• Request:
Can you print every record below exactly as written?

• Supplied material:
= = = = = = =

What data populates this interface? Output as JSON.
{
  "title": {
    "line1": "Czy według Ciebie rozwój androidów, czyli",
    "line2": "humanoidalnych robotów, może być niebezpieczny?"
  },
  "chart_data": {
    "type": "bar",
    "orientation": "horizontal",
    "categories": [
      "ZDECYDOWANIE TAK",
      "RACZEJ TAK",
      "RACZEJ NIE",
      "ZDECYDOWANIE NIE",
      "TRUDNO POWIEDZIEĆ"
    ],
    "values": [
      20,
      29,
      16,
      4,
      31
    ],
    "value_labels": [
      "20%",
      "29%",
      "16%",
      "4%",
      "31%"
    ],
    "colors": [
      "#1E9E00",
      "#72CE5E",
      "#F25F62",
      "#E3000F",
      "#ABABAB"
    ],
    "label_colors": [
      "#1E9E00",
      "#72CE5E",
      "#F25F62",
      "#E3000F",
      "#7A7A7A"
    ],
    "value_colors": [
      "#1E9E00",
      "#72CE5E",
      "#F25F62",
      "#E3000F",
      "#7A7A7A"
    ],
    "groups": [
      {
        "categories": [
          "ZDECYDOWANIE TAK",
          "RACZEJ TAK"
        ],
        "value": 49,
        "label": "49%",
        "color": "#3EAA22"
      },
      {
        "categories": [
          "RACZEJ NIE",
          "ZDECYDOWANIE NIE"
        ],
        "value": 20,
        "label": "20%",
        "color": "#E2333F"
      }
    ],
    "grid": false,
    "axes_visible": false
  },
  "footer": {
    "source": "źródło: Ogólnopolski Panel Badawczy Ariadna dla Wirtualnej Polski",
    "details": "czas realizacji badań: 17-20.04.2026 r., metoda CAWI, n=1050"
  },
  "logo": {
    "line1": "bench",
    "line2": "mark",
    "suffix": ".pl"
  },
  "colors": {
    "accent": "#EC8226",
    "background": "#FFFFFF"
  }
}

= = = = = = =

• Expected answer:
What data populates this interface? Output as JSON.
{
  "title": {
    "line1": "Czy według Ciebie rozwój androidów, czyli",
    "line2": "humanoidalnych robotów, może być niebezpieczny?"
  },
  "chart_data": {
    "type": "bar",
    "orientation": "horizontal",
    "categories": [
      "ZDECYDOWANIE TAK",
      "RACZEJ TAK",
      "RACZEJ NIE",
      "ZDECYDOWANIE NIE",
      "TRUDNO POWIEDZIEĆ"
    ],
    "values": [
      20,
      29,
      16,
      4,
      31
    ],
    "value_labels": [
      "20%",
      "29%",
      "16%",
      "4%",
      "31%"
    ],
    "colors": [
      "#1E9E00",
      "#72CE5E",
      "#F25F62",
      "#E3000F",
      "#ABABAB"
    ],
    "label_colors": [
      "#1E9E00",
      "#72CE5E",
      "#F25F62",
      "#E3000F",
      "#7A7A7A"
    ],
    "value_colors": [
      "#1E9E00",
      "#72CE5E",
      "#F25F62",
      "#E3000F",
      "#7A7A7A"
    ],
    "groups": [
      {
        "categories": [
          "ZDECYDOWANIE TAK",
          "RACZEJ TAK"
        ],
        "value": 49,
        "label": "49%",
        "color": "#3EAA22"
      },
      {
        "categories": [
          "RACZEJ NIE",
          "ZDECYDOWANIE NIE"
        ],
        "value": 20,
        "label": "20%",
        "color": "#E2333F"
      }
    ],
    "grid": false,
    "axes_visible": false
  },
  "footer": {
    "source": "źródło: Ogólnopolski Panel Badawczy Ariadna dla Wirtualnej Polski",
    "details": "czas realizacji badań: 17-20.04.2026 r., metoda CAWI, n=1050"
  },
  "logo": {
    "line1": "bench",
    "line2": "mark",
    "suffix": ".pl"
  },
  "colors": {
    "accent": "#EC8226",
    "background": "#FFFFFF"
  }
}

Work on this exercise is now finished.